:: Task to complete ::
Can you copy the items below word for word, starting at the first line and ending with the line that contains "icon: bitcoin coin: ₿ — [166, 599, 186, 633]"?

--- begin Data to process ---

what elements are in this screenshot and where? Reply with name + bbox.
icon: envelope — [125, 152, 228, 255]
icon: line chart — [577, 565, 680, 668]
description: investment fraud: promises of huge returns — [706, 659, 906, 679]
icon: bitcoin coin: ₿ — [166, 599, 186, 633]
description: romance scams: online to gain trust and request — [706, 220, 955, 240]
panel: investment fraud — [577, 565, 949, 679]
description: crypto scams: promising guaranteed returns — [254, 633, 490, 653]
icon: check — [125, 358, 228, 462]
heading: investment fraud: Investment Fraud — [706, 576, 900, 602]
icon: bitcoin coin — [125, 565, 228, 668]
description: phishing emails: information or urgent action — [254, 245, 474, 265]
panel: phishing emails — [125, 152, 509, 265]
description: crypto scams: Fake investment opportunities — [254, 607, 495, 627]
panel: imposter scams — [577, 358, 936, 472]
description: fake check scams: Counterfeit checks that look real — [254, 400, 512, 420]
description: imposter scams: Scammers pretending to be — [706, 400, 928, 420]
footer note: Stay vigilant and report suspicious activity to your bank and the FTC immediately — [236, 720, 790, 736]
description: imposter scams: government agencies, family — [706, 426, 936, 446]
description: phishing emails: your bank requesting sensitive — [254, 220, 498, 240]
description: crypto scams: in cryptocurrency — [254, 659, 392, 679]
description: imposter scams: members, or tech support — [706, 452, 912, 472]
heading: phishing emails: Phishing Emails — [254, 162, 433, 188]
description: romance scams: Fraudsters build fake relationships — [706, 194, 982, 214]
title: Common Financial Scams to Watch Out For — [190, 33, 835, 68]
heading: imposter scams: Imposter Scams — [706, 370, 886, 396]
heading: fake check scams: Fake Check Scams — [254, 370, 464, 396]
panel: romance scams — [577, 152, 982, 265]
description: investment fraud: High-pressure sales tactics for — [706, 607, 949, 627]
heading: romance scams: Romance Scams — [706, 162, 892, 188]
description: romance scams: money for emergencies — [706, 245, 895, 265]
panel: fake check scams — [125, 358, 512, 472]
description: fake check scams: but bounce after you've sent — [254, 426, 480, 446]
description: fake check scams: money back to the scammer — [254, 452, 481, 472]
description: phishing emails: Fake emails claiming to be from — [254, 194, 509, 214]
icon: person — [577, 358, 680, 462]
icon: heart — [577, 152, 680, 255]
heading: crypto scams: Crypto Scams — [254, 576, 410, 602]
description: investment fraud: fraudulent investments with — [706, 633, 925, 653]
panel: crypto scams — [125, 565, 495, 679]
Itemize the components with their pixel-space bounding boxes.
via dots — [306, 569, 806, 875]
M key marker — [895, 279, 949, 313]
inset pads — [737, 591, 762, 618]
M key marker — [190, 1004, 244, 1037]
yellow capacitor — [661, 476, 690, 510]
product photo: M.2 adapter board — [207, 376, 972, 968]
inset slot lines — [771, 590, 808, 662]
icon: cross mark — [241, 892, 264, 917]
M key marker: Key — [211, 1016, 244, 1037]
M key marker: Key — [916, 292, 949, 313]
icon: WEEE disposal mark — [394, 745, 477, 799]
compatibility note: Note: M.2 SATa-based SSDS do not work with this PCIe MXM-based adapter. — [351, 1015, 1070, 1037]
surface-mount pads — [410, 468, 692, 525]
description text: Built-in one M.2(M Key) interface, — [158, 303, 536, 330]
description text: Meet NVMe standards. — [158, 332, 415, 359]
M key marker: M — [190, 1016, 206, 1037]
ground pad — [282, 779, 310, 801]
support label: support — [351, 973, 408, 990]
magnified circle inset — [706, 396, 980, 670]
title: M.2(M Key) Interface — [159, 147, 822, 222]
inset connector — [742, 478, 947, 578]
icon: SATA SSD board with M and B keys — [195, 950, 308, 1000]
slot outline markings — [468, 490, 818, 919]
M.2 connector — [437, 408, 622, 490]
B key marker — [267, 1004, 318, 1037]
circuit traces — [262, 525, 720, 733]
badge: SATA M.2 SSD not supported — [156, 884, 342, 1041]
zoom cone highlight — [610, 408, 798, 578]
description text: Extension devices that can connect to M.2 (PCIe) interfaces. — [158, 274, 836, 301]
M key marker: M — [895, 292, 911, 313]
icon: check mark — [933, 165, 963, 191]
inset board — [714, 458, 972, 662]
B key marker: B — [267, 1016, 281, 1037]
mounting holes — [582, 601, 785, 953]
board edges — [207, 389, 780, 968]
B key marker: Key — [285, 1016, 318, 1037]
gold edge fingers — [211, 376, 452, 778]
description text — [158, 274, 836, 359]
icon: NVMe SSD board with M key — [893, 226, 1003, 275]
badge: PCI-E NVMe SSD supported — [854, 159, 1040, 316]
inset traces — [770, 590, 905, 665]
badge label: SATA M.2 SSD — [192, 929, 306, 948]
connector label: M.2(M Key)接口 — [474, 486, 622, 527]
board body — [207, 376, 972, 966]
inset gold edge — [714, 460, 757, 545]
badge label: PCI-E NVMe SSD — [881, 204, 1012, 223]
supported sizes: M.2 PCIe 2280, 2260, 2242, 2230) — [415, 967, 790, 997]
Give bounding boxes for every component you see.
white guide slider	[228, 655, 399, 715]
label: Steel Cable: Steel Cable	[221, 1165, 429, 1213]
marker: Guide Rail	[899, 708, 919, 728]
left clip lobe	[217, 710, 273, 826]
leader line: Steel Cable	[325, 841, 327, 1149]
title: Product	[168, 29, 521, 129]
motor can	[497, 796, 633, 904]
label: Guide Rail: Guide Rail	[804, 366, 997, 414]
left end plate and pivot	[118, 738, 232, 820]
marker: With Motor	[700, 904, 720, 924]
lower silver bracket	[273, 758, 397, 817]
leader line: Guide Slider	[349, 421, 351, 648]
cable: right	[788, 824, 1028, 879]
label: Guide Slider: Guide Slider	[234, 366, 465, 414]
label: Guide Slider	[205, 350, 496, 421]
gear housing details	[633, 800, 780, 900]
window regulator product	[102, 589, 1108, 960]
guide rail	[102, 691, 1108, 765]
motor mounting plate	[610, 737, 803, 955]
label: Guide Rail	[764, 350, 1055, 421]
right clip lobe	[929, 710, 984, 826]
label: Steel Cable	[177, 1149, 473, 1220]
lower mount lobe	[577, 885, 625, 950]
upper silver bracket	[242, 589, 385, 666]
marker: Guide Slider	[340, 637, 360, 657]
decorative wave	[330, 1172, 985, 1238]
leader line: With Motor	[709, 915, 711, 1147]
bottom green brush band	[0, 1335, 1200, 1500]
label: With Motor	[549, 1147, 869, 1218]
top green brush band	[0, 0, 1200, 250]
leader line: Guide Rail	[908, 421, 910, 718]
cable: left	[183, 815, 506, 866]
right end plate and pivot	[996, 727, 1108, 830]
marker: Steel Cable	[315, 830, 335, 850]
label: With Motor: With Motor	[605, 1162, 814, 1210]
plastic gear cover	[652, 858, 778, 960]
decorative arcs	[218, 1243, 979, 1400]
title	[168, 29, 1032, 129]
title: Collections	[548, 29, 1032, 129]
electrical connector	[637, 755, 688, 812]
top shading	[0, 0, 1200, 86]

--- end Data to process ---

:: Output for this task ::
what elements are in this screenshot and where? Reply with name + bbox.
icon: envelope — [125, 152, 228, 255]
icon: line chart — [577, 565, 680, 668]
description: investment fraud: promises of huge returns — [706, 659, 906, 679]
icon: bitcoin coin: ₿ — [166, 599, 186, 633]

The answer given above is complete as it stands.